- _Exercise aim_
Copy every line with the string "right" in it.

Records from a collection of figures

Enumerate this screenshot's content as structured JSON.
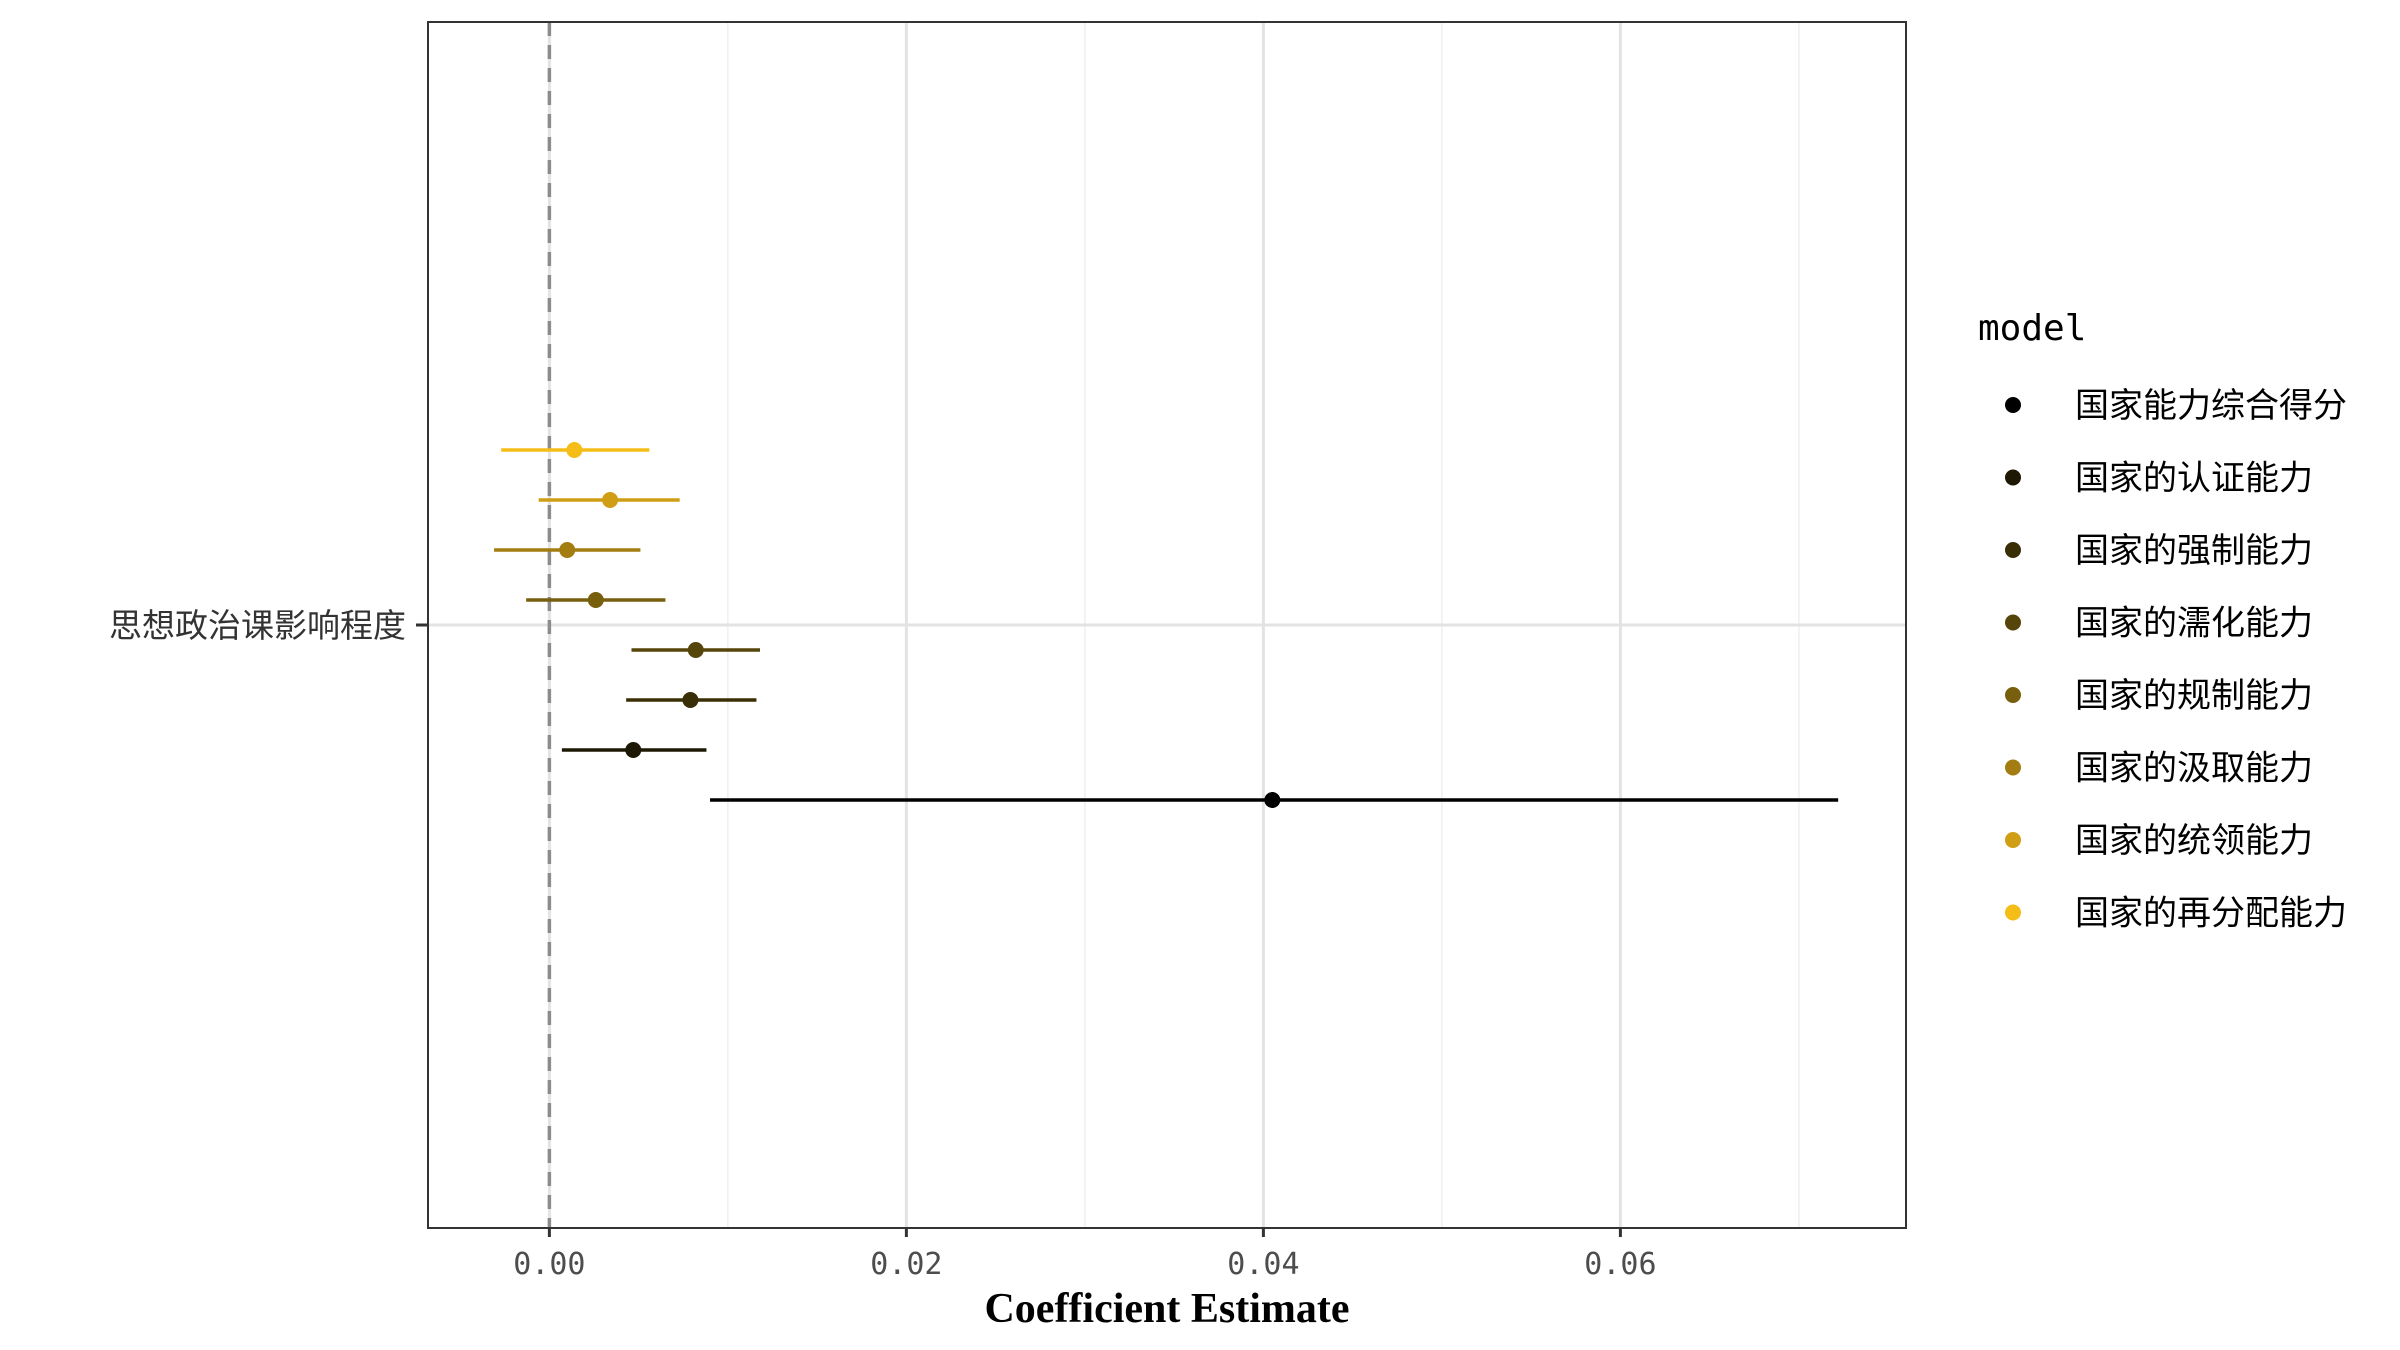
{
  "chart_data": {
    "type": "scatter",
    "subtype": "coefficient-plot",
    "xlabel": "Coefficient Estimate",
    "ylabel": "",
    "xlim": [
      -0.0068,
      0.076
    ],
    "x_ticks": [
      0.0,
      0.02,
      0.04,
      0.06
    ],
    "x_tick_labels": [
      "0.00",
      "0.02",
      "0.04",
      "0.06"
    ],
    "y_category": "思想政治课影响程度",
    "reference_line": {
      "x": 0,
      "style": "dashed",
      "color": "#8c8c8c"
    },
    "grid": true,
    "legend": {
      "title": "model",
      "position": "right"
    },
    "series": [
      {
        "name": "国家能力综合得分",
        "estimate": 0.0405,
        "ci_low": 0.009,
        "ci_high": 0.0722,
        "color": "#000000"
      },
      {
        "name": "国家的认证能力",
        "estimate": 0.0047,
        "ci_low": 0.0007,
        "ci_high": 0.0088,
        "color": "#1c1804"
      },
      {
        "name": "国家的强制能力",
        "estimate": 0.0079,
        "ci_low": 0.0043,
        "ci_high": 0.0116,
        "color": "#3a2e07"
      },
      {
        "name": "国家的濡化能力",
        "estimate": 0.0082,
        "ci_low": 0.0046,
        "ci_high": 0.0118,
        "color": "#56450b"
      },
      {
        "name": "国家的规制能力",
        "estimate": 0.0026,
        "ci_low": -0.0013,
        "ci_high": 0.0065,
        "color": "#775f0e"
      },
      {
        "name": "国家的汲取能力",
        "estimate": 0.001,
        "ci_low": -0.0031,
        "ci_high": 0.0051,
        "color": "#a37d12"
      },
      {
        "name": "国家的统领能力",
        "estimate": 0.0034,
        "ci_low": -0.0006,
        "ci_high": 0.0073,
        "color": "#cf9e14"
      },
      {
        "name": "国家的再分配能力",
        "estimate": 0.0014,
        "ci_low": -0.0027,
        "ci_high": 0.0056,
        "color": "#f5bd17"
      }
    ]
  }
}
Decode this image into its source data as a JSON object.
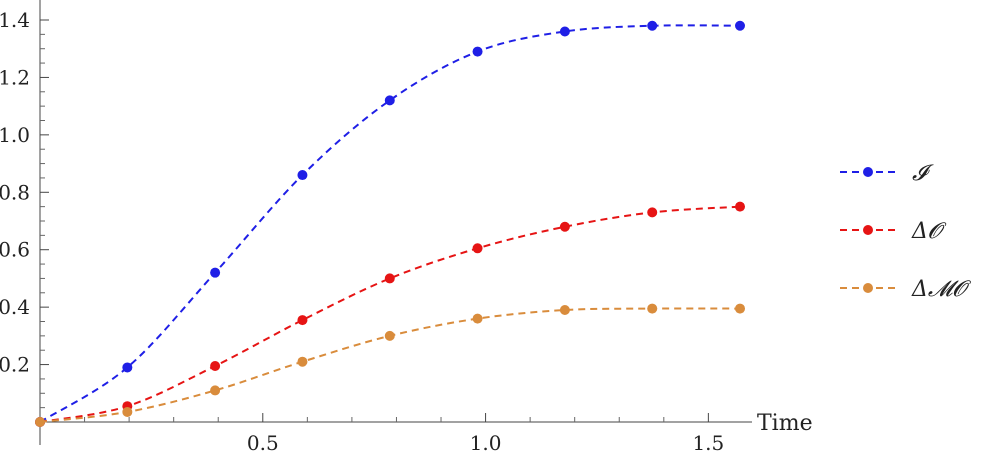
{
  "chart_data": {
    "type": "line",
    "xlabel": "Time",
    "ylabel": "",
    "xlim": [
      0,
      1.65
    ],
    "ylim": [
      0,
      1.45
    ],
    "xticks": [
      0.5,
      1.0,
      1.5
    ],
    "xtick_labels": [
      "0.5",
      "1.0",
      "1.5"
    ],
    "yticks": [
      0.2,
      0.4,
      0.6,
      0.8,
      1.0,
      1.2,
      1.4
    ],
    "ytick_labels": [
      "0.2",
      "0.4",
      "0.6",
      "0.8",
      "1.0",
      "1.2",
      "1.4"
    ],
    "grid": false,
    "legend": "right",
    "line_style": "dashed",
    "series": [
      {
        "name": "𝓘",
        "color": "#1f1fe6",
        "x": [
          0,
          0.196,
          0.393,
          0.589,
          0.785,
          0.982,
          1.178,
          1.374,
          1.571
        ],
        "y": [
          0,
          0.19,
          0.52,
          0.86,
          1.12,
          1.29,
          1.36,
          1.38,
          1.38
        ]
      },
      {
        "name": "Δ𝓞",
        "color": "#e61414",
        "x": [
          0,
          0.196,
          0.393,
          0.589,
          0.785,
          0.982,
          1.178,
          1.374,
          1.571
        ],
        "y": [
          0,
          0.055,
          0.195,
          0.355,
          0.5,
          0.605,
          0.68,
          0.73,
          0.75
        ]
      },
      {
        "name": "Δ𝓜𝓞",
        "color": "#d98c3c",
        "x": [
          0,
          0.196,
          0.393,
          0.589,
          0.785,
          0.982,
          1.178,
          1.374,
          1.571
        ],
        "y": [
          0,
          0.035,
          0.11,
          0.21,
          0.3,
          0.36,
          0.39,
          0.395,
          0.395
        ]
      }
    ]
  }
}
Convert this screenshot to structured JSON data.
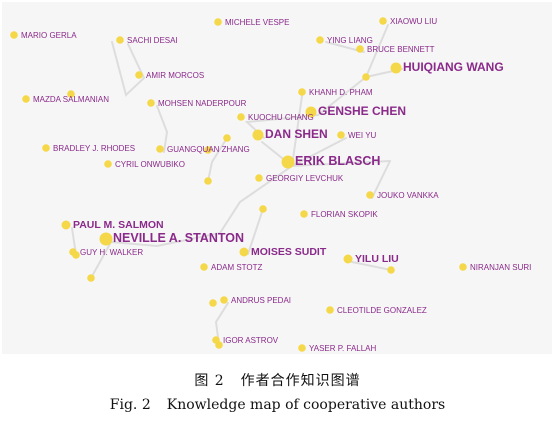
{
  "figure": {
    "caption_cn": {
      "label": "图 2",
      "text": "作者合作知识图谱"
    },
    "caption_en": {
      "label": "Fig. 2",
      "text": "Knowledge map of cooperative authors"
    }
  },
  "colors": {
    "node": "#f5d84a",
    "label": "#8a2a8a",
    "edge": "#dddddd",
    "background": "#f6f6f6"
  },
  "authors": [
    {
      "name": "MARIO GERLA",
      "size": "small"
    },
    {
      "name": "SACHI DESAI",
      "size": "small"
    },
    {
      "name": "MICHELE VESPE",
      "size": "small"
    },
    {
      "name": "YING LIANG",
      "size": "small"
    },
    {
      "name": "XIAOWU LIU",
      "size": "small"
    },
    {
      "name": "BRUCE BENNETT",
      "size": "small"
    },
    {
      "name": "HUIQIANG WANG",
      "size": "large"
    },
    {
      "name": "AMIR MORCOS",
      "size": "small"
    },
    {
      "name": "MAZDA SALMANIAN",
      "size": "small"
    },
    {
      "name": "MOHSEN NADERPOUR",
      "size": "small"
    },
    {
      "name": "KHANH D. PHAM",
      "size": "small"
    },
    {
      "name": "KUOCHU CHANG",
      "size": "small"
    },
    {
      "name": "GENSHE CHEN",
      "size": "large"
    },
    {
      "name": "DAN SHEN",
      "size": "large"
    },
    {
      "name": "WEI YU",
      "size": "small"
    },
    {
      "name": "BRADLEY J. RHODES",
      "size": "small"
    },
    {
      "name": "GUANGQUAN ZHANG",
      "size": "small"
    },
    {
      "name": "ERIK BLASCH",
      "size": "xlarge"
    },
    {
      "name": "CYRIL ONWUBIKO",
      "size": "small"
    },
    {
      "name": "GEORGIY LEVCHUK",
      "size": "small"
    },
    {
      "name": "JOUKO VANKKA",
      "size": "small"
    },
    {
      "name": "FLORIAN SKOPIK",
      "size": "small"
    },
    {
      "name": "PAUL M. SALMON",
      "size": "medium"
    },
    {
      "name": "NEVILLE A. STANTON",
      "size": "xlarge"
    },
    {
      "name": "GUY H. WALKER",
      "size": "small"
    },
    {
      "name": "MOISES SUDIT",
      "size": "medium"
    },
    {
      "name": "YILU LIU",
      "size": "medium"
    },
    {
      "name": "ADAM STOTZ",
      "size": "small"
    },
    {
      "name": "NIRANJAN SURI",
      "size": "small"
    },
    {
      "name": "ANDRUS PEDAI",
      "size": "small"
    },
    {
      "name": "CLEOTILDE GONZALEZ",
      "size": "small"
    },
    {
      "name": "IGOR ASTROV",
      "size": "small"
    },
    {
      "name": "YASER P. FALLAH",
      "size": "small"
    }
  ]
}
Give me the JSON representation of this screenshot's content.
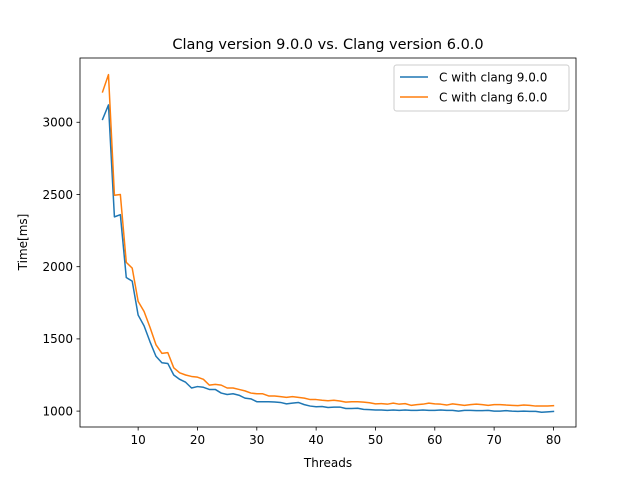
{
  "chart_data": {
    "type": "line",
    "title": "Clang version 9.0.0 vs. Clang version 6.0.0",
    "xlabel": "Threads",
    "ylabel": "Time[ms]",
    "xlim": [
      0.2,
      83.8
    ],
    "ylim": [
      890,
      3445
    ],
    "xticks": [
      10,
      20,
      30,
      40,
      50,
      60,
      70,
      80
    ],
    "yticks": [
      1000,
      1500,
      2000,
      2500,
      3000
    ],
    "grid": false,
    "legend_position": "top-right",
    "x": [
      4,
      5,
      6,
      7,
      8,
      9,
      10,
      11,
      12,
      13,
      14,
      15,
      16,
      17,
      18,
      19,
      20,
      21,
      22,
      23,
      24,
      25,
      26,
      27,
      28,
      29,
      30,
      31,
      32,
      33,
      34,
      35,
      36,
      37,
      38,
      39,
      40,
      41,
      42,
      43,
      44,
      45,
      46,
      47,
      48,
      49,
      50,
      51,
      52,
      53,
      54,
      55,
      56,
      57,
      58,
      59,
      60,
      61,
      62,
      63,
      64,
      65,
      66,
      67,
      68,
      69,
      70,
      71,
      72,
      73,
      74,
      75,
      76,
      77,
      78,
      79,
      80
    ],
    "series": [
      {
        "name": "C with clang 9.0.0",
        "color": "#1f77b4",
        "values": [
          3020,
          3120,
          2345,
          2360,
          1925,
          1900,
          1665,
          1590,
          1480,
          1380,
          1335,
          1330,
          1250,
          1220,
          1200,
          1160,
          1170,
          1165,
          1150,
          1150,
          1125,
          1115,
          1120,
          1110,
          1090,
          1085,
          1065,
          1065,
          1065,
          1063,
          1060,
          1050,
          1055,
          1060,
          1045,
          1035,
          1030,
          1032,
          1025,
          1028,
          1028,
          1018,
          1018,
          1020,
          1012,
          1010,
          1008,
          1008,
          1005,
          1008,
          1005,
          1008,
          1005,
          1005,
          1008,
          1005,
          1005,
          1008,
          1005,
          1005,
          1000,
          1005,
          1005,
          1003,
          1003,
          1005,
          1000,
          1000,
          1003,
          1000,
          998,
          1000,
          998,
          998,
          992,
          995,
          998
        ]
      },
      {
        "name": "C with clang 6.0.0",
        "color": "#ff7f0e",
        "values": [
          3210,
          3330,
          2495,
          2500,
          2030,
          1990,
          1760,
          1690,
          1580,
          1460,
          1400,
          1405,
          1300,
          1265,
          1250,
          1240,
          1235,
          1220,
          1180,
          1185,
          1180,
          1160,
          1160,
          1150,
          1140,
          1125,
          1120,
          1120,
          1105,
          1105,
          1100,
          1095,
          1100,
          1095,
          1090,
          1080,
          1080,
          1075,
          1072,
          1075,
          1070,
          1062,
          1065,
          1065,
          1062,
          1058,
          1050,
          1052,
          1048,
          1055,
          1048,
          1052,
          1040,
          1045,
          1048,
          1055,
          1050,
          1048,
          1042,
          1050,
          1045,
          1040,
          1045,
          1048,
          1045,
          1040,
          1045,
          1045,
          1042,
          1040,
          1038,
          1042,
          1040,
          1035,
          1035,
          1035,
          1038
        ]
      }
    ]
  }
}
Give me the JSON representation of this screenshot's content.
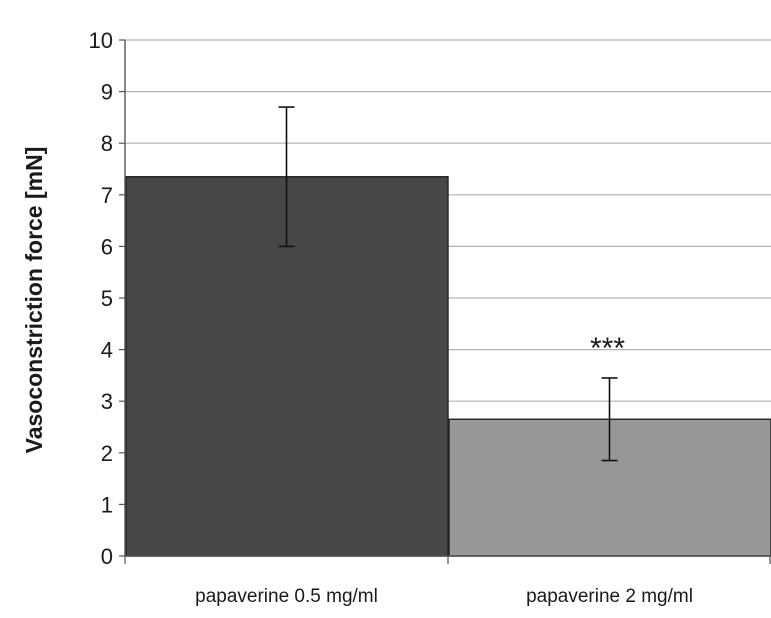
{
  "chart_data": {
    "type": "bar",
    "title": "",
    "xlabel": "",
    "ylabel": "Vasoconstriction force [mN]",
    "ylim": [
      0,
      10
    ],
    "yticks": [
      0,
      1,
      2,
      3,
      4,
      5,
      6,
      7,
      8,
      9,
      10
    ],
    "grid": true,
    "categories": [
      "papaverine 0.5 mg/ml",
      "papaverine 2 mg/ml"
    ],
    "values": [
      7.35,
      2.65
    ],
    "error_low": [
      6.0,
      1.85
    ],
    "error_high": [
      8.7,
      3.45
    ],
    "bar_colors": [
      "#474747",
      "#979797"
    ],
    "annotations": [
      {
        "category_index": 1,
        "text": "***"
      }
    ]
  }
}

- _Written response_
      "position": "right"
    "legend": "right",
    "legend_position": "top-right",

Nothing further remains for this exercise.